_Work to do_
Please print the full listing exactly.

Saved entries
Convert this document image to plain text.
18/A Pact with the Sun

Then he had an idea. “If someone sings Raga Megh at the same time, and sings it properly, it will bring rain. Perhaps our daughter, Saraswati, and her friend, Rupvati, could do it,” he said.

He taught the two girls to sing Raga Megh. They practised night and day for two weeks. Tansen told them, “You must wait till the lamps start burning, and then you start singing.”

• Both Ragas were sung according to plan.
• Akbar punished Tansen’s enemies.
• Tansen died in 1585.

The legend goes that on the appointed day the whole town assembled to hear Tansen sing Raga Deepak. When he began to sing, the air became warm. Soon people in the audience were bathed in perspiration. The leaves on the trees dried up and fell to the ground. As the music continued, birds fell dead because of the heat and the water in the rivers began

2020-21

_Reply to the task_
Convert this document image to plain text.
18/A Pact with the Sun

Then he had an idea. “If someone sings Raga Megh at the same time, and sings it properly, it will bring rain. Perhaps our daughter, Saraswati, and her friend, Rupvati, could do it,” he said.

He taught the two girls to sing Raga Megh. They practised night and day for two weeks. Tansen told them, “You must wait till the lamps start burning, and then you start singing.”

• Both Ragas were sung according to plan.
• Akbar punished Tansen’s enemies.
• Tansen died in 1585.

The legend goes that on the appointed day the whole town assembled to hear Tansen sing Raga Deepak. When he began to sing, the air became warm. Soon people in the audience were bathed in perspiration. The leaves on the trees dried up and fell to the ground. As the music continued, birds fell dead because of the heat and the water in the rivers began

2020-21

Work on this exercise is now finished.